• **RECORD LIST**
================================
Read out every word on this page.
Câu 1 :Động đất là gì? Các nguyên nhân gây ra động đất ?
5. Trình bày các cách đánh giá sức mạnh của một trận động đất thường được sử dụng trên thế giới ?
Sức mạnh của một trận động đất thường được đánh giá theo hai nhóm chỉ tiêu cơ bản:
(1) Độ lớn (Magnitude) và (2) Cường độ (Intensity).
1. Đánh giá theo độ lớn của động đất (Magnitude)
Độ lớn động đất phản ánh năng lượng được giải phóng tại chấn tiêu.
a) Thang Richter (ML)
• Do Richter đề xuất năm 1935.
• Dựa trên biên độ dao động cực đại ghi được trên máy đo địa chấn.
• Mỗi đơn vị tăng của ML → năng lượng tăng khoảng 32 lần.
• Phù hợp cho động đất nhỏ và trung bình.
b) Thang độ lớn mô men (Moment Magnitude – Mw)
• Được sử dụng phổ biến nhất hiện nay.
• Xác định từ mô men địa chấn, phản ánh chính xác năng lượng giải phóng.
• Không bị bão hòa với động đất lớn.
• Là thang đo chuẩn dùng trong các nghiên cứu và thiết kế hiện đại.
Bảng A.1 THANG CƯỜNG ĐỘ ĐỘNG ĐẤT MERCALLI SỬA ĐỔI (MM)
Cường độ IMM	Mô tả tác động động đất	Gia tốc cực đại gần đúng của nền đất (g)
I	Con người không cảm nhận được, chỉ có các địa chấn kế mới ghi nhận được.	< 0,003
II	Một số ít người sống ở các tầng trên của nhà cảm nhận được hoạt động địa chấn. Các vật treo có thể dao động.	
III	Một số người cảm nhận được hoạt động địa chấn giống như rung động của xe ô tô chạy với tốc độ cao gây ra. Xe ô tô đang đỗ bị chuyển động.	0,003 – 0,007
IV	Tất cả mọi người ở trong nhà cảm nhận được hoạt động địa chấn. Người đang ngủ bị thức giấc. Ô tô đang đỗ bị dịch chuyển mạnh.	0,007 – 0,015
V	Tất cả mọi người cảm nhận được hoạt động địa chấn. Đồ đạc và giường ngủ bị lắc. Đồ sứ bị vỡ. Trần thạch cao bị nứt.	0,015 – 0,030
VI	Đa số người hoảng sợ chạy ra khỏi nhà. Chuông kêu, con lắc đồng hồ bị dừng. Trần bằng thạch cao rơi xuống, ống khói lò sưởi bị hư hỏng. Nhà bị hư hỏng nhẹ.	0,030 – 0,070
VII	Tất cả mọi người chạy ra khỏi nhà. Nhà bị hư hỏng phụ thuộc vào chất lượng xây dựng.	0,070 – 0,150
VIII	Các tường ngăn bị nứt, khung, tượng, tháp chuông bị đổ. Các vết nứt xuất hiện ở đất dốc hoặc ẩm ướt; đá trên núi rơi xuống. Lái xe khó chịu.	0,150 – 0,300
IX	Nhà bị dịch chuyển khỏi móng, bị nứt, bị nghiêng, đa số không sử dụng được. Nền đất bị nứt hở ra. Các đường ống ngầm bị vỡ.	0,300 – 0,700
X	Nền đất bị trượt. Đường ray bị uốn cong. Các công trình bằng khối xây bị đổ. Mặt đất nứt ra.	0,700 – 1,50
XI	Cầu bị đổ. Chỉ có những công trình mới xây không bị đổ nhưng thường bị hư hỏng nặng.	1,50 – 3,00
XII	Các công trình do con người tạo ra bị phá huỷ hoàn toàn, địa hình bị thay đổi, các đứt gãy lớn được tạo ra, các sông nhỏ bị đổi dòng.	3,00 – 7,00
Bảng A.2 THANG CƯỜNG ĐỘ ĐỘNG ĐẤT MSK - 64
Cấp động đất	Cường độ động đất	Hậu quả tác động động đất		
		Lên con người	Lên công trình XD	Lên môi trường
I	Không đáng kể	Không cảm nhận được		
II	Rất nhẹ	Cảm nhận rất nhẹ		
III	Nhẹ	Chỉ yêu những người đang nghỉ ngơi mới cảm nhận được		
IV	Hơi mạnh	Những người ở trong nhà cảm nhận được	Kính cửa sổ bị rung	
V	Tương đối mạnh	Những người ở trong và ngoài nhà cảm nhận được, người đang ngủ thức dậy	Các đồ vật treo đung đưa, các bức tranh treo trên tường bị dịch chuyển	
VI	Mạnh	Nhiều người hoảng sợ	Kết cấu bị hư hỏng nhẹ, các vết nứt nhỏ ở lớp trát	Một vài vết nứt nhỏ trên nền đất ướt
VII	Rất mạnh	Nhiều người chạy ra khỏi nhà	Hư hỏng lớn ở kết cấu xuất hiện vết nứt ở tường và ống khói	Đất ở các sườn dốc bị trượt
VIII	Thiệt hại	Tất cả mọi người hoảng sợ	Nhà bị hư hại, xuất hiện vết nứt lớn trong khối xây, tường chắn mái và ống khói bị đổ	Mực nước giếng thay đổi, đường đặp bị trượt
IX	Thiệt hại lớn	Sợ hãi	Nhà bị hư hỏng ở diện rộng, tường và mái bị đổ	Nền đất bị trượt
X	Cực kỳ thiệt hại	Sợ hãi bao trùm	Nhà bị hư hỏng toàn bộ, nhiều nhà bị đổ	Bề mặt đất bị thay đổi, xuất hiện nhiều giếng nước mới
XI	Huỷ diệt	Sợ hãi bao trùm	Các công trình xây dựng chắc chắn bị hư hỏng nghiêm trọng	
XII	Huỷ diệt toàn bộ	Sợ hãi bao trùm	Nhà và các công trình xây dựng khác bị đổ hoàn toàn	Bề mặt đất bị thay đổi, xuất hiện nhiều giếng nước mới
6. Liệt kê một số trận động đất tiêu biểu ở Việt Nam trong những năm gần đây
================================
Scan the material above. Copy each line where "giếng" occurs.

• **FULL ANSWER**
VIII	Thiệt hại	Tất cả mọi người hoảng sợ	Nhà bị hư hại, xuất hiện vết nứt lớn trong khối xây, tường chắn mái và ống khói bị đổ	Mực nước giếng thay đổi, đường đặp bị trượt
X	Cực kỳ thiệt hại	Sợ hãi bao trùm	Nhà bị hư hỏng toàn bộ, nhiều nhà bị đổ	Bề mặt đất bị thay đổi, xuất hiện nhiều giếng nước mới
XII	Huỷ diệt toàn bộ	Sợ hãi bao trùm	Nhà và các công trình xây dựng khác bị đổ hoàn toàn	Bề mặt đất bị thay đổi, xuất hiện nhiều giếng nước mới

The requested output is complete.